> _EXERCISE AIM_
Your copy of the material below should match it exactly, except that it holds no pictures.
Begin DATASET RECORDS
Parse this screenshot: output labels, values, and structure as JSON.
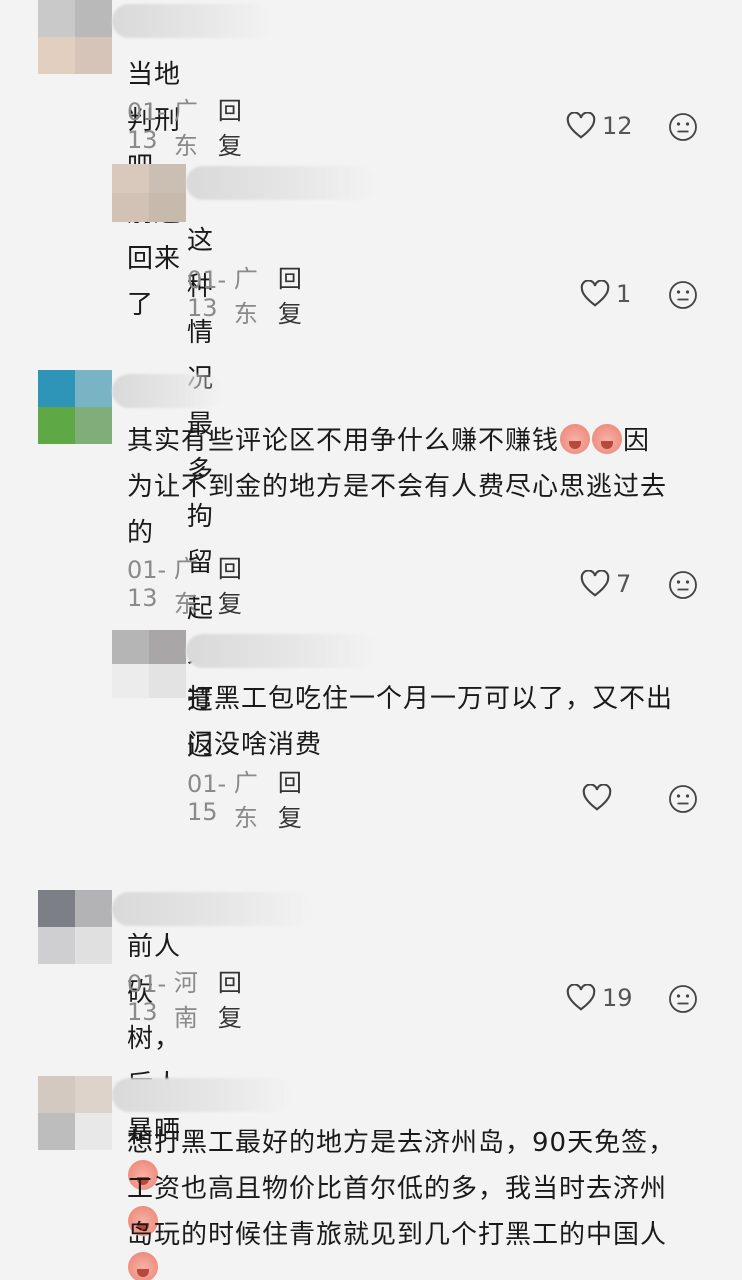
{
  "comments": [
    {
      "text": "当地判刑吧，别送回来了",
      "date": "01-13",
      "location": "广东",
      "reply": "回复",
      "likes": "12"
    },
    {
      "text": "这种情况最多拘留起来遣返",
      "date": "01-13",
      "location": "广东",
      "reply": "回复",
      "likes": "1"
    },
    {
      "text_line1": "其实有些评论区不用争什么赚不赚钱",
      "text_line1b": "因",
      "text_line2": "为让不到金的地方是不会有人费尽心思逃过去",
      "text_line3": "的",
      "date": "01-13",
      "location": "广东",
      "reply": "回复",
      "likes": "7"
    },
    {
      "text_line1": "打黑工包吃住一个月一万可以了，又不出",
      "text_line2": "门没啥消费",
      "date": "01-15",
      "location": "广东",
      "reply": "回复",
      "likes": ""
    },
    {
      "text": "前人砍树，后人暴晒",
      "date": "01-13",
      "location": "河南",
      "reply": "回复",
      "likes": "19"
    },
    {
      "text_line1": "想打黑工最好的地方是去济州岛，90天免签，",
      "text_line2": "工资也高且物价比首尔低的多，我当时去济州",
      "text_line3": "岛玩的时候住青旅就见到几个打黑工的中国人"
    }
  ],
  "icons": {
    "like": "heart-outline-icon",
    "dislike": "frown-face-icon",
    "emoji": "crying-face-emoji"
  },
  "colors": {
    "background": "#f3f3f3",
    "text": "#1a1a1a",
    "meta": "#8a8a8a"
  }
}
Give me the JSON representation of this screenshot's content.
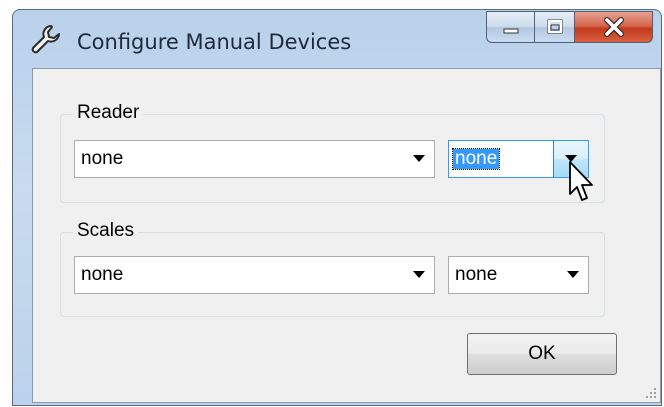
{
  "window": {
    "title": "Configure Manual Devices",
    "icon": "wrench-icon",
    "controls": [
      "minimize-icon",
      "maximize-icon",
      "close-icon"
    ]
  },
  "reader": {
    "label": "Reader",
    "device": {
      "value": "none"
    },
    "port": {
      "value": "none",
      "state": "focused-selected"
    }
  },
  "scales": {
    "label": "Scales",
    "device": {
      "value": "none"
    },
    "port": {
      "value": "none"
    }
  },
  "ok_button": {
    "label": "OK"
  },
  "colors": {
    "selection": "#3399ff",
    "close_button": "#c9462c",
    "dialog_background": "#f0f0f0"
  }
}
End DATASET RECORDS
> _WRITTEN ANSWER_
Parse this screenshot: output labels, values, and structure as JSON.
{
  "comments": [
    {
      "text": "当地判刑吧，别送回来了",
      "date": "01-13",
      "location": "广东",
      "reply": "回复",
      "likes": "12"
    },
    {
      "text": "这种情况最多拘留起来遣返",
      "date": "01-13",
      "location": "广东",
      "reply": "回复",
      "likes": "1"
    },
    {
      "text_line1": "其实有些评论区不用争什么赚不赚钱",
      "text_line1b": "因",
      "text_line2": "为让不到金的地方是不会有人费尽心思逃过去",
      "text_line3": "的",
      "date": "01-13",
      "location": "广东",
      "reply": "回复",
      "likes": "7"
    },
    {
      "text_line1": "打黑工包吃住一个月一万可以了，又不出",
      "text_line2": "门没啥消费",
      "date": "01-15",
      "location": "广东",
      "reply": "回复",
      "likes": ""
    },
    {
      "text": "前人砍树，后人暴晒",
      "date": "01-13",
      "location": "河南",
      "reply": "回复",
      "likes": "19"
    },
    {
      "text_line1": "想打黑工最好的地方是去济州岛，90天免签，",
      "text_line2": "工资也高且物价比首尔低的多，我当时去济州",
      "text_line3": "岛玩的时候住青旅就见到几个打黑工的中国人"
    }
  ],
  "icons": {
    "like": "heart-outline-icon",
    "dislike": "frown-face-icon",
    "emoji": "crying-face-emoji"
  },
  "colors": {
    "background": "#f3f3f3",
    "text": "#1a1a1a",
    "meta": "#8a8a8a"
  }
}
Give me the JSON representation of this screenshot's content.
{
  "window": {
    "title": "Configure Manual Devices",
    "icon": "wrench-icon",
    "controls": [
      "minimize-icon",
      "maximize-icon",
      "close-icon"
    ]
  },
  "reader": {
    "label": "Reader",
    "device": {
      "value": "none"
    },
    "port": {
      "value": "none",
      "state": "focused-selected"
    }
  },
  "scales": {
    "label": "Scales",
    "device": {
      "value": "none"
    },
    "port": {
      "value": "none"
    }
  },
  "ok_button": {
    "label": "OK"
  },
  "colors": {
    "selection": "#3399ff",
    "close_button": "#c9462c",
    "dialog_background": "#f0f0f0"
  }
}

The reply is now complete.